• Task goal:
Tally the lines of the listing that contain the string "plain". Give the number and nothing else.

• Records for the task:
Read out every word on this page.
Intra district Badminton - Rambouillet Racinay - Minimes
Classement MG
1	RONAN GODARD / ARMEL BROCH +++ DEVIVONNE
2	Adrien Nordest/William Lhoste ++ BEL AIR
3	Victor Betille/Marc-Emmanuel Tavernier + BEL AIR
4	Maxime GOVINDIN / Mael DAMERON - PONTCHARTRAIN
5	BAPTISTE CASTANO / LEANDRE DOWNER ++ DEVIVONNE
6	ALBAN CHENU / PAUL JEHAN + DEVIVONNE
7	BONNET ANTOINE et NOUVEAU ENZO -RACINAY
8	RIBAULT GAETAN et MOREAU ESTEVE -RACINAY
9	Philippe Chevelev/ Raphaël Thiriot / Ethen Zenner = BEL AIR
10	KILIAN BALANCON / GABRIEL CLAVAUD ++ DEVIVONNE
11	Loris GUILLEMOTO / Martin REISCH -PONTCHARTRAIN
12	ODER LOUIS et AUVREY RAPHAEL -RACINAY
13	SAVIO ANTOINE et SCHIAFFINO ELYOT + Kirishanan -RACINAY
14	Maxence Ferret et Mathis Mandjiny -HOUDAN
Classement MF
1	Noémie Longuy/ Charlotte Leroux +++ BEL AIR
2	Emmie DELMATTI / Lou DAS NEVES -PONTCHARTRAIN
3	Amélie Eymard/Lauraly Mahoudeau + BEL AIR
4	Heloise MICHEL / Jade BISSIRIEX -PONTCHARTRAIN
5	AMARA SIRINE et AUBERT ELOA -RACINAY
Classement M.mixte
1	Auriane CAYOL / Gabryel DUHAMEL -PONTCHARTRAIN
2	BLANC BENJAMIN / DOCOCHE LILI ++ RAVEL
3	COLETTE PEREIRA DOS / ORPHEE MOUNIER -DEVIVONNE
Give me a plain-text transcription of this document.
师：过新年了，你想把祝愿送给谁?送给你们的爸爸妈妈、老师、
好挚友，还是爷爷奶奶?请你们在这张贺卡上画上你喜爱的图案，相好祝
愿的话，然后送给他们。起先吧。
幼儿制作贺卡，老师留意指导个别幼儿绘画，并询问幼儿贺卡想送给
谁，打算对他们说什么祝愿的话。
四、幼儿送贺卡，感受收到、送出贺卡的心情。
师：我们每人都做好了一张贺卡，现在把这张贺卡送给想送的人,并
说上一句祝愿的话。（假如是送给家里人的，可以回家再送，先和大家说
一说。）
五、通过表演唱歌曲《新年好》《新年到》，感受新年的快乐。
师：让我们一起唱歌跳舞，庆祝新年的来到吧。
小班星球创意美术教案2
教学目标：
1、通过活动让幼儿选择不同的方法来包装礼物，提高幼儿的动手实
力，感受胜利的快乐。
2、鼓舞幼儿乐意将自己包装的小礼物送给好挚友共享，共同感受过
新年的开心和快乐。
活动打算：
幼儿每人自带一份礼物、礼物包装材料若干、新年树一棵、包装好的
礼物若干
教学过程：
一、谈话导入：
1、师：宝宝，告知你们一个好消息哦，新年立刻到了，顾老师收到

---

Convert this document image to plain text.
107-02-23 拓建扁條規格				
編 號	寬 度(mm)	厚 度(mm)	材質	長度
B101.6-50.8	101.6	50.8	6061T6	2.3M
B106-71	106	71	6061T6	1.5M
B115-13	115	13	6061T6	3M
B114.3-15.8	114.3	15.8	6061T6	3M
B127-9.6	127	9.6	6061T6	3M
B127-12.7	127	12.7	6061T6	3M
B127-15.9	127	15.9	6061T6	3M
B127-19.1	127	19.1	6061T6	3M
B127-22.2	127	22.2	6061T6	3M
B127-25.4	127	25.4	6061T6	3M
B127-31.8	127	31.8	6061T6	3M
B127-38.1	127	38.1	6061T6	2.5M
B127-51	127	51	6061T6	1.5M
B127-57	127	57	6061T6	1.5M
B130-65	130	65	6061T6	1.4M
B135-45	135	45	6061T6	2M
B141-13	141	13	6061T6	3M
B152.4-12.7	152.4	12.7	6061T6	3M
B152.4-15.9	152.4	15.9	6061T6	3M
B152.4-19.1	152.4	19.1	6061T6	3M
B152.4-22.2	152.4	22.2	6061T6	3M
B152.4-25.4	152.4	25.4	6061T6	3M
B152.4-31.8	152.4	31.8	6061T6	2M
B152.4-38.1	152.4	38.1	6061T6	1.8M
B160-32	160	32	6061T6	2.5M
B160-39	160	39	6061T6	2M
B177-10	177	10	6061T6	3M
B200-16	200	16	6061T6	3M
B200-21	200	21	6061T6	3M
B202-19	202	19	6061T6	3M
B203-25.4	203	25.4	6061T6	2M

• Response to the exercise:
2